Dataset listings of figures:
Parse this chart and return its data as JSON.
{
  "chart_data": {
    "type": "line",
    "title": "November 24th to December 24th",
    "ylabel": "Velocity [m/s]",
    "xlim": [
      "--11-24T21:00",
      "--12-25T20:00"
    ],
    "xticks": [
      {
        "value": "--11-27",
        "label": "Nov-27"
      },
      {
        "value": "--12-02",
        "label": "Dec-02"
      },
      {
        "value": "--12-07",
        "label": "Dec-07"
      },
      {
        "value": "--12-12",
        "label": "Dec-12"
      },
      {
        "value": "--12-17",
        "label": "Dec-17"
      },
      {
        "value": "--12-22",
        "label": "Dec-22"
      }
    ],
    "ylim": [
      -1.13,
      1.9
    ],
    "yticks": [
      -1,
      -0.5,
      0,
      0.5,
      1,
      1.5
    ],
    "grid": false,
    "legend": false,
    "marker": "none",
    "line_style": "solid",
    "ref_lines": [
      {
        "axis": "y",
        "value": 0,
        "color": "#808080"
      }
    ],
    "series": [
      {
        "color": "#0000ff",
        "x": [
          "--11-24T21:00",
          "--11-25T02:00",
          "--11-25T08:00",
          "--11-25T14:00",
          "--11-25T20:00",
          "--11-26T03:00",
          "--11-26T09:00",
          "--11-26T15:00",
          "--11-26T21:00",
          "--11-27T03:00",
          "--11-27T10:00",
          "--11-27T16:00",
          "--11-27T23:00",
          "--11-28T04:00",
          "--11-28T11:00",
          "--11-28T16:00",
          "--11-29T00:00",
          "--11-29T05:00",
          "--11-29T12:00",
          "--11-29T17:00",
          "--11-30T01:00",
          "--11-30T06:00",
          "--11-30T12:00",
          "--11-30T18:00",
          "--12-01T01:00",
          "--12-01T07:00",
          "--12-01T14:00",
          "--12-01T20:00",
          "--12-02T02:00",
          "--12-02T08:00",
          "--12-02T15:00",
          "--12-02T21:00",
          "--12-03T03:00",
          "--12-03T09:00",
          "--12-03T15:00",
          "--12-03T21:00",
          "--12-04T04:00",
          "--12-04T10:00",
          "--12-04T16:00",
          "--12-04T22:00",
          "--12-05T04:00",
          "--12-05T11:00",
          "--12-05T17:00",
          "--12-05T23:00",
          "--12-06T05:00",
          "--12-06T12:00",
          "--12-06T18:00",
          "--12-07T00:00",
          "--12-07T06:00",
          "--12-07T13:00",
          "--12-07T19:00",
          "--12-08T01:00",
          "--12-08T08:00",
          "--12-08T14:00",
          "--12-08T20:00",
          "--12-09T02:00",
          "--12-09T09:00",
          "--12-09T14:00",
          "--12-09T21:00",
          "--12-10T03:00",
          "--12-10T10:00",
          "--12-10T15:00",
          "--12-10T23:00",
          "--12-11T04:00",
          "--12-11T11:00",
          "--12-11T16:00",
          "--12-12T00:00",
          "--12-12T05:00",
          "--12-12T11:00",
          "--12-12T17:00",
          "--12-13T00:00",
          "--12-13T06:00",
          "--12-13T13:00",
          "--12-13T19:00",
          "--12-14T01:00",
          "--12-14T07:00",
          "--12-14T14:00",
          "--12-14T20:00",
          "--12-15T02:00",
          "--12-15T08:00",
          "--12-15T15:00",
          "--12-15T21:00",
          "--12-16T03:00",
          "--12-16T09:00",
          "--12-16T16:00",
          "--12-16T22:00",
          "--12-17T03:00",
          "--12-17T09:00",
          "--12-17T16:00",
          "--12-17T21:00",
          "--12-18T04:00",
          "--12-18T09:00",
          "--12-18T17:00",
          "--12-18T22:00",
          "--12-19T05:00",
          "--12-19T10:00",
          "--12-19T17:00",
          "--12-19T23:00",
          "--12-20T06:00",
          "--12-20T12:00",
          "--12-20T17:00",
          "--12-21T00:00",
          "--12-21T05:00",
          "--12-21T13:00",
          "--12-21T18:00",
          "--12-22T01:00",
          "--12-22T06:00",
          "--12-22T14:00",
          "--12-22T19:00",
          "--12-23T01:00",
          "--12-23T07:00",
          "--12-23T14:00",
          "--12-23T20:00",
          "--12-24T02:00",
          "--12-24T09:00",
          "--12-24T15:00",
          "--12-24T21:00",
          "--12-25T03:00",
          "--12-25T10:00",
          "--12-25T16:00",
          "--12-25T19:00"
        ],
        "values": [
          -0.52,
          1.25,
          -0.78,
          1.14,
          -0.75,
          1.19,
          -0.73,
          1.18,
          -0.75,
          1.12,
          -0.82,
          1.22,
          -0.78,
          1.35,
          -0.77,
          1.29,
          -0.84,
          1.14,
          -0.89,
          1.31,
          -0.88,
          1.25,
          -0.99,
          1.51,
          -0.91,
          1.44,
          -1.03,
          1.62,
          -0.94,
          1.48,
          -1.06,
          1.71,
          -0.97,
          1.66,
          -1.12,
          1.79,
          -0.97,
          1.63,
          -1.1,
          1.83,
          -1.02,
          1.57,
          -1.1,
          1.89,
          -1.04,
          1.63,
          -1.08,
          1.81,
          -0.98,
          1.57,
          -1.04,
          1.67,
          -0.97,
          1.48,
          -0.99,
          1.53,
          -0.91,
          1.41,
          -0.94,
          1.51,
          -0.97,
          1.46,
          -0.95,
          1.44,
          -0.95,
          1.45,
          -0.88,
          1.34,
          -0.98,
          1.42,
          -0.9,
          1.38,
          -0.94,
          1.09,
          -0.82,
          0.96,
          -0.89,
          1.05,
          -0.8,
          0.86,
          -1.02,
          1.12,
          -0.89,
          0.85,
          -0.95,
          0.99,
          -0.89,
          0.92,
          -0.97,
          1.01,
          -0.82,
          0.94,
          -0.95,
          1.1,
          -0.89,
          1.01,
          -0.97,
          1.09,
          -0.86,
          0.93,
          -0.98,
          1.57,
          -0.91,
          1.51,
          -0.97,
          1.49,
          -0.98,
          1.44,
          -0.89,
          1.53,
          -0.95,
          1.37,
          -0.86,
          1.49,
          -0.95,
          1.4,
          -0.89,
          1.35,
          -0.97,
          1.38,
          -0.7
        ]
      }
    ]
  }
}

#### Do this:
Every record above should be copied exactly.

#### Reply to the exercise:
Parse this chart and return its data as JSON.
{
  "chart_data": {
    "type": "line",
    "title": "November 24th to December 24th",
    "ylabel": "Velocity [m/s]",
    "xlim": [
      "--11-24T21:00",
      "--12-25T20:00"
    ],
    "xticks": [
      {
        "value": "--11-27",
        "label": "Nov-27"
      },
      {
        "value": "--12-02",
        "label": "Dec-02"
      },
      {
        "value": "--12-07",
        "label": "Dec-07"
      },
      {
        "value": "--12-12",
        "label": "Dec-12"
      },
      {
        "value": "--12-17",
        "label": "Dec-17"
      },
      {
        "value": "--12-22",
        "label": "Dec-22"
      }
    ],
    "ylim": [
      -1.13,
      1.9
    ],
    "yticks": [
      -1,
      -0.5,
      0,
      0.5,
      1,
      1.5
    ],
    "grid": false,
    "legend": false,
    "marker": "none",
    "line_style": "solid",
    "ref_lines": [
      {
        "axis": "y",
        "value": 0,
        "color": "#808080"
      }
    ],
    "series": [
      {
        "color": "#0000ff",
        "x": [
          "--11-24T21:00",
          "--11-25T02:00",
          "--11-25T08:00",
          "--11-25T14:00",
          "--11-25T20:00",
          "--11-26T03:00",
          "--11-26T09:00",
          "--11-26T15:00",
          "--11-26T21:00",
          "--11-27T03:00",
          "--11-27T10:00",
          "--11-27T16:00",
          "--11-27T23:00",
          "--11-28T04:00",
          "--11-28T11:00",
          "--11-28T16:00",
          "--11-29T00:00",
          "--11-29T05:00",
          "--11-29T12:00",
          "--11-29T17:00",
          "--11-30T01:00",
          "--11-30T06:00",
          "--11-30T12:00",
          "--11-30T18:00",
          "--12-01T01:00",
          "--12-01T07:00",
          "--12-01T14:00",
          "--12-01T20:00",
          "--12-02T02:00",
          "--12-02T08:00",
          "--12-02T15:00",
          "--12-02T21:00",
          "--12-03T03:00",
          "--12-03T09:00",
          "--12-03T15:00",
          "--12-03T21:00",
          "--12-04T04:00",
          "--12-04T10:00",
          "--12-04T16:00",
          "--12-04T22:00",
          "--12-05T04:00",
          "--12-05T11:00",
          "--12-05T17:00",
          "--12-05T23:00",
          "--12-06T05:00",
          "--12-06T12:00",
          "--12-06T18:00",
          "--12-07T00:00",
          "--12-07T06:00",
          "--12-07T13:00",
          "--12-07T19:00",
          "--12-08T01:00",
          "--12-08T08:00",
          "--12-08T14:00",
          "--12-08T20:00",
          "--12-09T02:00",
          "--12-09T09:00",
          "--12-09T14:00",
          "--12-09T21:00",
          "--12-10T03:00",
          "--12-10T10:00",
          "--12-10T15:00",
          "--12-10T23:00",
          "--12-11T04:00",
          "--12-11T11:00",
          "--12-11T16:00",
          "--12-12T00:00",
          "--12-12T05:00",
          "--12-12T11:00",
          "--12-12T17:00",
          "--12-13T00:00",
          "--12-13T06:00",
          "--12-13T13:00",
          "--12-13T19:00",
          "--12-14T01:00",
          "--12-14T07:00",
          "--12-14T14:00",
          "--12-14T20:00",
          "--12-15T02:00",
          "--12-15T08:00",
          "--12-15T15:00",
          "--12-15T21:00",
          "--12-16T03:00",
          "--12-16T09:00",
          "--12-16T16:00",
          "--12-16T22:00",
          "--12-17T03:00",
          "--12-17T09:00",
          "--12-17T16:00",
          "--12-17T21:00",
          "--12-18T04:00",
          "--12-18T09:00",
          "--12-18T17:00",
          "--12-18T22:00",
          "--12-19T05:00",
          "--12-19T10:00",
          "--12-19T17:00",
          "--12-19T23:00",
          "--12-20T06:00",
          "--12-20T12:00",
          "--12-20T17:00",
          "--12-21T00:00",
          "--12-21T05:00",
          "--12-21T13:00",
          "--12-21T18:00",
          "--12-22T01:00",
          "--12-22T06:00",
          "--12-22T14:00",
          "--12-22T19:00",
          "--12-23T01:00",
          "--12-23T07:00",
          "--12-23T14:00",
          "--12-23T20:00",
          "--12-24T02:00",
          "--12-24T09:00",
          "--12-24T15:00",
          "--12-24T21:00",
          "--12-25T03:00",
          "--12-25T10:00",
          "--12-25T16:00",
          "--12-25T19:00"
        ],
        "values": [
          -0.52,
          1.25,
          -0.78,
          1.14,
          -0.75,
          1.19,
          -0.73,
          1.18,
          -0.75,
          1.12,
          -0.82,
          1.22,
          -0.78,
          1.35,
          -0.77,
          1.29,
          -0.84,
          1.14,
          -0.89,
          1.31,
          -0.88,
          1.25,
          -0.99,
          1.51,
          -0.91,
          1.44,
          -1.03,
          1.62,
          -0.94,
          1.48,
          -1.06,
          1.71,
          -0.97,
          1.66,
          -1.12,
          1.79,
          -0.97,
          1.63,
          -1.1,
          1.83,
          -1.02,
          1.57,
          -1.1,
          1.89,
          -1.04,
          1.63,
          -1.08,
          1.81,
          -0.98,
          1.57,
          -1.04,
          1.67,
          -0.97,
          1.48,
          -0.99,
          1.53,
          -0.91,
          1.41,
          -0.94,
          1.51,
          -0.97,
          1.46,
          -0.95,
          1.44,
          -0.95,
          1.45,
          -0.88,
          1.34,
          -0.98,
          1.42,
          -0.9,
          1.38,
          -0.94,
          1.09,
          -0.82,
          0.96,
          -0.89,
          1.05,
          -0.8,
          0.86,
          -1.02,
          1.12,
          -0.89,
          0.85,
          -0.95,
          0.99,
          -0.89,
          0.92,
          -0.97,
          1.01,
          -0.82,
          0.94,
          -0.95,
          1.1,
          -0.89,
          1.01,
          -0.97,
          1.09,
          -0.86,
          0.93,
          -0.98,
          1.57,
          -0.91,
          1.51,
          -0.97,
          1.49,
          -0.98,
          1.44,
          -0.89,
          1.53,
          -0.95,
          1.37,
          -0.86,
          1.49,
          -0.95,
          1.4,
          -0.89,
          1.35,
          -0.97,
          1.38,
          -0.7
        ]
      }
    ]
  }
}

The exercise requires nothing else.